[START OF LISTING]

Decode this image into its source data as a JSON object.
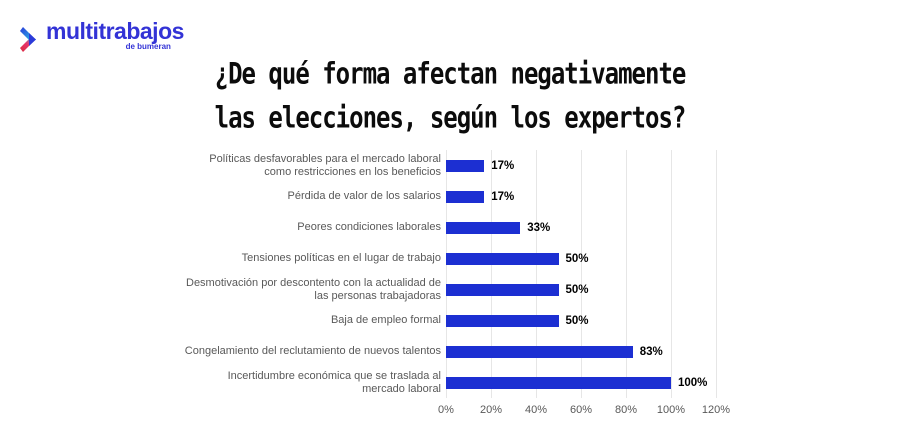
{
  "logo": {
    "brand": "multitrabajos",
    "subbrand": "de bumeran",
    "brand_color": "#3333d6",
    "chevron_blue": "#2b3ad9",
    "chevron_cyan": "#29c5e8",
    "chevron_pink": "#e8356d"
  },
  "title": {
    "line1": "¿De qué forma afectan negativamente",
    "line2": "las elecciones, según los expertos?"
  },
  "chart_data": {
    "type": "bar",
    "orientation": "horizontal",
    "title": "¿De qué forma afectan negativamente las elecciones, según los expertos?",
    "categories": [
      "Políticas desfavorables para el mercado laboral\ncomo restricciones en los beneficios",
      "Pérdida de valor de los salarios",
      "Peores condiciones laborales",
      "Tensiones políticas en el lugar de trabajo",
      "Desmotivación por descontento con la actualidad de\nlas personas trabajadoras",
      "Baja de empleo formal",
      "Congelamiento del reclutamiento de nuevos talentos",
      "Incertidumbre económica que se traslada al\nmercado laboral"
    ],
    "values": [
      17,
      17,
      33,
      50,
      50,
      50,
      83,
      100
    ],
    "value_labels": [
      "17%",
      "17%",
      "33%",
      "50%",
      "50%",
      "50%",
      "83%",
      "100%"
    ],
    "x_ticks": [
      {
        "label": "0%",
        "value": 0
      },
      {
        "label": "20%",
        "value": 20
      },
      {
        "label": "40%",
        "value": 40
      },
      {
        "label": "60%",
        "value": 60
      },
      {
        "label": "80%",
        "value": 80
      },
      {
        "label": "100%",
        "value": 100
      },
      {
        "label": "120%",
        "value": 120
      }
    ],
    "xlim": [
      0,
      120
    ],
    "xlabel": "",
    "ylabel": "",
    "grid": "vertical",
    "legend": "none",
    "bar_color": "#1c2fd2",
    "label_color": "#595959",
    "value_label_color": "#000000",
    "gridline_color": "#e6e6e6"
  }
}
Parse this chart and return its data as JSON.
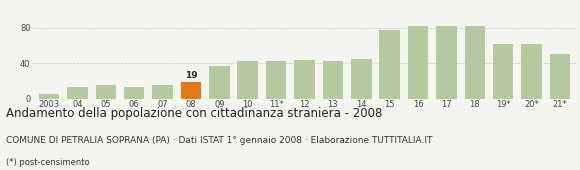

[END OF LISTING]

▸ **WHAT IS EXPECTED**:
Copy out all of the data word for word. Do not carry over any picture.

▸ **RESPONSE BELOW**:
Decode this image into its source data as a JSON object.
{
  "logo": {
    "brand": "multitrabajos",
    "subbrand": "de bumeran",
    "brand_color": "#3333d6",
    "chevron_blue": "#2b3ad9",
    "chevron_cyan": "#29c5e8",
    "chevron_pink": "#e8356d"
  },
  "title": {
    "line1": "¿De qué forma afectan negativamente",
    "line2": "las elecciones, según los expertos?"
  },
  "chart_data": {
    "type": "bar",
    "orientation": "horizontal",
    "title": "¿De qué forma afectan negativamente las elecciones, según los expertos?",
    "categories": [
      "Políticas desfavorables para el mercado laboral\ncomo restricciones en los beneficios",
      "Pérdida de valor de los salarios",
      "Peores condiciones laborales",
      "Tensiones políticas en el lugar de trabajo",
      "Desmotivación por descontento con la actualidad de\nlas personas trabajadoras",
      "Baja de empleo formal",
      "Congelamiento del reclutamiento de nuevos talentos",
      "Incertidumbre económica que se traslada al\nmercado laboral"
    ],
    "values": [
      17,
      17,
      33,
      50,
      50,
      50,
      83,
      100
    ],
    "value_labels": [
      "17%",
      "17%",
      "33%",
      "50%",
      "50%",
      "50%",
      "83%",
      "100%"
    ],
    "x_ticks": [
      {
        "label": "0%",
        "value": 0
      },
      {
        "label": "20%",
        "value": 20
      },
      {
        "label": "40%",
        "value": 40
      },
      {
        "label": "60%",
        "value": 60
      },
      {
        "label": "80%",
        "value": 80
      },
      {
        "label": "100%",
        "value": 100
      },
      {
        "label": "120%",
        "value": 120
      }
    ],
    "xlim": [
      0,
      120
    ],
    "xlabel": "",
    "ylabel": "",
    "grid": "vertical",
    "legend": "none",
    "bar_color": "#1c2fd2",
    "label_color": "#595959",
    "value_label_color": "#000000",
    "gridline_color": "#e6e6e6"
  }
}
Parse this chart and return its data as JSON.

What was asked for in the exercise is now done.